What to work on: Arrange the lines as a numbered list, starting with the very first line and going on through the line that contains "vaccination-area-chart: Enough to". Leave out any blank lines.

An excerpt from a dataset

%%

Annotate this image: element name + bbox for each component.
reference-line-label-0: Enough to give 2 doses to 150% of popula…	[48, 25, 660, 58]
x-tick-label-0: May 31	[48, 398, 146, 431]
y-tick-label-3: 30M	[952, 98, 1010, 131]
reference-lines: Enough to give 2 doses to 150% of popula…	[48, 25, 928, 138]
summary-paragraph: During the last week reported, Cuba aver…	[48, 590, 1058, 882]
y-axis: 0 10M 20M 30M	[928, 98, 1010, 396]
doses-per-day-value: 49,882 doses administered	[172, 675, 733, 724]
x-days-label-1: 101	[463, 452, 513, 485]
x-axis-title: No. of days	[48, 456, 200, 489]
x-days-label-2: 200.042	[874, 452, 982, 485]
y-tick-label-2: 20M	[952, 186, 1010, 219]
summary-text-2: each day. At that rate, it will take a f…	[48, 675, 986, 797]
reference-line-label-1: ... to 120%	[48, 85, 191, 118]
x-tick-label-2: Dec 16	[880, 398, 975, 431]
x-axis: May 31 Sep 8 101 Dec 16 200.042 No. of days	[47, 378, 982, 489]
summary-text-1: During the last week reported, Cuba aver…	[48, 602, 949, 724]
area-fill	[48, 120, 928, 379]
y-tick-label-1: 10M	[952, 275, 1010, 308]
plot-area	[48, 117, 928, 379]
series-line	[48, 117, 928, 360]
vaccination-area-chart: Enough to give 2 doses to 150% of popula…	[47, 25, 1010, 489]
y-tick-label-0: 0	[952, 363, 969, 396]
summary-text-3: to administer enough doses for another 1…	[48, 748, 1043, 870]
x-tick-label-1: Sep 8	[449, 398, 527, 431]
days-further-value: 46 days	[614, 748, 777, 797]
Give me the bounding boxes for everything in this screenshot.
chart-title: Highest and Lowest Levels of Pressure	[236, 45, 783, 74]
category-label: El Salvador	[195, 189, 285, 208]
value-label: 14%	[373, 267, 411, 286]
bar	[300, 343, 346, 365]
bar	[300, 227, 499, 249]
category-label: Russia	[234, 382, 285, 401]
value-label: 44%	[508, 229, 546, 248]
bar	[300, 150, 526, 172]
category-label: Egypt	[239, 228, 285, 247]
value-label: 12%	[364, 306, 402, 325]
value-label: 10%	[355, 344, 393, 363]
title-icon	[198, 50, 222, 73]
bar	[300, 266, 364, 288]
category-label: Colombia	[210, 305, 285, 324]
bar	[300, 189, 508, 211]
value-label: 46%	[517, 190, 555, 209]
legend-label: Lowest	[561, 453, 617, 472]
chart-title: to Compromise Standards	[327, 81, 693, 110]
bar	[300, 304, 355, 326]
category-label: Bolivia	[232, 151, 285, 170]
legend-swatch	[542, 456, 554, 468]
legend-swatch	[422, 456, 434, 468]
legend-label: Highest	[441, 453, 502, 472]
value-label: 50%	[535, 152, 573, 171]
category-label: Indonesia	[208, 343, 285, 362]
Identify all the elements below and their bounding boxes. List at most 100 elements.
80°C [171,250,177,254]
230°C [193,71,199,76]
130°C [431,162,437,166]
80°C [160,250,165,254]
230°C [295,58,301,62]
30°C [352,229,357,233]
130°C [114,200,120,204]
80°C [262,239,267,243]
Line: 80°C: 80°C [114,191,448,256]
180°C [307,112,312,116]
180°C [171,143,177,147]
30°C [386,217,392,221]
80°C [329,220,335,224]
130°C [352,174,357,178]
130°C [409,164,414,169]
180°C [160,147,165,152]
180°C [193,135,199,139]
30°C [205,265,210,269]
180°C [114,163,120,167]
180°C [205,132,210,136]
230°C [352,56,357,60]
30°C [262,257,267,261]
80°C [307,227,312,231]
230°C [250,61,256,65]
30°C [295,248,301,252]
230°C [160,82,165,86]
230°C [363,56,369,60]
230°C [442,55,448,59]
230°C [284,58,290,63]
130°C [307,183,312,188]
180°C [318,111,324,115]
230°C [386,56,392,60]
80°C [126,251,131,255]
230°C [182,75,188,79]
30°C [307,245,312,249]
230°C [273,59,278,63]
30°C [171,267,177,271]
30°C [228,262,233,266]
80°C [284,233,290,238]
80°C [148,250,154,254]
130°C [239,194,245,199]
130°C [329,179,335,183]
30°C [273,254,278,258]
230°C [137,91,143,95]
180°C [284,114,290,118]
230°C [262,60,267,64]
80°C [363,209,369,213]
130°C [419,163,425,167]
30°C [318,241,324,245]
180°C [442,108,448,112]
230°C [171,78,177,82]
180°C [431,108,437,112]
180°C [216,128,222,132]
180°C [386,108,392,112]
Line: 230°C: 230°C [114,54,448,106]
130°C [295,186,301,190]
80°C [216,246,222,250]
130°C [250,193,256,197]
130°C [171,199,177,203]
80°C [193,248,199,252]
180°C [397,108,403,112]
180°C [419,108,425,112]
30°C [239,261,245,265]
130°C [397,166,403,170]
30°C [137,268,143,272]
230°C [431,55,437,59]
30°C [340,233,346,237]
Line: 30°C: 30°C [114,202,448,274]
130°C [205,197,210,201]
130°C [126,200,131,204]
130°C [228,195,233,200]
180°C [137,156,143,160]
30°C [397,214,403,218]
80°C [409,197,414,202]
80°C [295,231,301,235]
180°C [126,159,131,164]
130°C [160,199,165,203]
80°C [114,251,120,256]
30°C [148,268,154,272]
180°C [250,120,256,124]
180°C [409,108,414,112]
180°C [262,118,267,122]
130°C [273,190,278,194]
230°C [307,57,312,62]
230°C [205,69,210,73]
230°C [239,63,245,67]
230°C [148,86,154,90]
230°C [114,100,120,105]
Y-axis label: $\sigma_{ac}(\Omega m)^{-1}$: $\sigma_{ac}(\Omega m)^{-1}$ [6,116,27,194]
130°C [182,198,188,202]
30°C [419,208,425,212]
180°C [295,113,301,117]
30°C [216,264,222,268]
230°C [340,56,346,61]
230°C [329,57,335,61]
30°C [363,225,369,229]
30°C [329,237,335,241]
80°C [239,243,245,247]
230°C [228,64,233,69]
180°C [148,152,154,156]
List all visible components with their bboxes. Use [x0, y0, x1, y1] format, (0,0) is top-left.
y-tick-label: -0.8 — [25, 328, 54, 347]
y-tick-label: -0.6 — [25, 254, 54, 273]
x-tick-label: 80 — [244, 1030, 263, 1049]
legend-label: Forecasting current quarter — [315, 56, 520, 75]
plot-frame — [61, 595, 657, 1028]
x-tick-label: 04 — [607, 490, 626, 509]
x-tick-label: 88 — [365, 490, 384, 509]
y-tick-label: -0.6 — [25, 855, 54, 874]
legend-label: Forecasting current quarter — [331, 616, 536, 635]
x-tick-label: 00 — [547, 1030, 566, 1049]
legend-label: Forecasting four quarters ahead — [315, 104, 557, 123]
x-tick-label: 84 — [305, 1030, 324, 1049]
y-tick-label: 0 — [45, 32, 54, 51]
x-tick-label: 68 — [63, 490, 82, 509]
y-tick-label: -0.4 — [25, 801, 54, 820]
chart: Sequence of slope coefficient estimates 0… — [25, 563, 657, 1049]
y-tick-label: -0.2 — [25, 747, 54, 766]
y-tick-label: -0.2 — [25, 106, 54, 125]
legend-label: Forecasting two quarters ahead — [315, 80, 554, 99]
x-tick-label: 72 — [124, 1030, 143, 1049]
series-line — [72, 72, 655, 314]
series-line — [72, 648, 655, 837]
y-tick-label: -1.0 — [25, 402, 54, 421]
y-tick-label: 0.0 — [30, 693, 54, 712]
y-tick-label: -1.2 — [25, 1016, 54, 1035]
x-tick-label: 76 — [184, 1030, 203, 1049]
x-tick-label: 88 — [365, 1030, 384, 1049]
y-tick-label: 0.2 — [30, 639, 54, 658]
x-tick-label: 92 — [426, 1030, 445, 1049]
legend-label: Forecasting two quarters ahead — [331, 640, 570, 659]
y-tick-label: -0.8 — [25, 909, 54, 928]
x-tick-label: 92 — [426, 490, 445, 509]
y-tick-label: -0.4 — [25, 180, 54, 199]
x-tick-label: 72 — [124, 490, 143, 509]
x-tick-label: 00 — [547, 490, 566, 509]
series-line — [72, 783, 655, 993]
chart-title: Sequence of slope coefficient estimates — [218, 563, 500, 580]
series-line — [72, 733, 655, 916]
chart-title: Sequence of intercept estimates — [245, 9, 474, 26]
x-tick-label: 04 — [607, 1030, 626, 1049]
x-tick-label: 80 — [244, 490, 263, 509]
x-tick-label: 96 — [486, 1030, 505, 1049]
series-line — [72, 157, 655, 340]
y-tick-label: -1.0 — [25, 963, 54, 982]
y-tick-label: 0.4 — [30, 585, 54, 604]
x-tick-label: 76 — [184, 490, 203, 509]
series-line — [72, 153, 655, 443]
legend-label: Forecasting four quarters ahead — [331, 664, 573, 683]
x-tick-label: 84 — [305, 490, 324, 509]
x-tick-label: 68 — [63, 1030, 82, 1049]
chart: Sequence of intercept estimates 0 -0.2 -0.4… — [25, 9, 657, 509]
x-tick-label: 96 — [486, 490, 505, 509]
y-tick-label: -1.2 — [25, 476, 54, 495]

%%

Exercise result:
1. Annotate this image: element name + bbox for each component.
2. reference-line-label-0: Enough to give 2 doses to 150% of popula…	[48, 25, 660, 58]
3. x-tick-label-0: May 31	[48, 398, 146, 431]
4. y-tick-label-3: 30M	[952, 98, 1010, 131]
5. reference-lines: Enough to give 2 doses to 150% of popula…	[48, 25, 928, 138]
6. summary-paragraph: During the last week reported, Cuba aver…	[48, 590, 1058, 882]
7. y-axis: 0 10M 20M 30M	[928, 98, 1010, 396]
8. doses-per-day-value: 49,882 doses administered	[172, 675, 733, 724]
9. x-days-label-1: 101	[463, 452, 513, 485]
10. x-axis-title: No. of days	[48, 456, 200, 489]
11. x-days-label-2: 200.042	[874, 452, 982, 485]
12. y-tick-label-2: 20M	[952, 186, 1010, 219]
13. summary-text-2: each day. At that rate, it will take a f…	[48, 675, 986, 797]
14. reference-line-label-1: ... to 120%	[48, 85, 191, 118]
15. x-tick-label-2: Dec 16	[880, 398, 975, 431]
16. x-axis: May 31 Sep 8 101 Dec 16 200.042 No. of days	[47, 378, 982, 489]
17. summary-text-1: During the last week reported, Cuba aver…	[48, 602, 949, 724]
18. area-fill	[48, 120, 928, 379]
19. y-tick-label-1: 10M	[952, 275, 1010, 308]
20. plot-area	[48, 117, 928, 379]
21. series-line	[48, 117, 928, 360]
22. vaccination-area-chart: Enough to give 2 doses to 150% of popula…	[47, 25, 1010, 489]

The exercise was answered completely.